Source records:
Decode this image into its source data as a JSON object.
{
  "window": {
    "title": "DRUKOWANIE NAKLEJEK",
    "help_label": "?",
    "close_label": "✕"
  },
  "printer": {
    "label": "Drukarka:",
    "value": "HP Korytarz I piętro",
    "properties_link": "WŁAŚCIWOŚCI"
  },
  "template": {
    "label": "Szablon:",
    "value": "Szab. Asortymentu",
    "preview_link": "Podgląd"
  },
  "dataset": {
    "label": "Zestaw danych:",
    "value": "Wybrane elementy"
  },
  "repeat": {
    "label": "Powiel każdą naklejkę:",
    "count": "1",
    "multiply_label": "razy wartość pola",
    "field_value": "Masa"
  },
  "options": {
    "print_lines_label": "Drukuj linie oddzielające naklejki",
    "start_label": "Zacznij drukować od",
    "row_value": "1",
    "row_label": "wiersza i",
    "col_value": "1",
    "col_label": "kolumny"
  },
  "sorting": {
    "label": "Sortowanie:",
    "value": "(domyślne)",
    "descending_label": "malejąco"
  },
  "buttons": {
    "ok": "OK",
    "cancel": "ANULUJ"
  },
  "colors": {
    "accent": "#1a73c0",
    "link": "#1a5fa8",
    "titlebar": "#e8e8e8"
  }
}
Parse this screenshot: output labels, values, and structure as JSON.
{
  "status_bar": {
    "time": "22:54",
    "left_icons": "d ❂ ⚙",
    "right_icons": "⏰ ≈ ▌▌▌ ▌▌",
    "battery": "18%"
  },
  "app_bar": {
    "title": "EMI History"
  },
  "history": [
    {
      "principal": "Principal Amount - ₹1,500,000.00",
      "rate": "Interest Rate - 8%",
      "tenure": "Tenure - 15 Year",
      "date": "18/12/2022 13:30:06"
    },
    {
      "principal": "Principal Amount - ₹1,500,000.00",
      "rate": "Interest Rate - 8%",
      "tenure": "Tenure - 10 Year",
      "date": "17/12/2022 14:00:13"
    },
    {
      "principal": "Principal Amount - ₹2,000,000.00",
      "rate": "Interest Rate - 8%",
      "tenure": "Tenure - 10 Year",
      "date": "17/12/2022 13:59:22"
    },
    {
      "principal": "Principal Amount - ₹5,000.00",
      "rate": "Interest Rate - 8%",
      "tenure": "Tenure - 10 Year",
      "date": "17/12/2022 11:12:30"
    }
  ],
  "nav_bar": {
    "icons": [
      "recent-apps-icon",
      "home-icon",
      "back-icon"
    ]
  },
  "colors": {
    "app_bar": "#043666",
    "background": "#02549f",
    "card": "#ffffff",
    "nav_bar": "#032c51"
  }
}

EXERCISE OBJECTIVE
Gather each line from the entries above that includes the word "Amount".

WRITTEN RESPONSE
      "principal": "Principal Amount - ₹1,500,000.00",
      "principal": "Principal Amount - ₹1,500,000.00",
      "principal": "Principal Amount - ₹2,000,000.00",
      "principal": "Principal Amount - ₹5,000.00",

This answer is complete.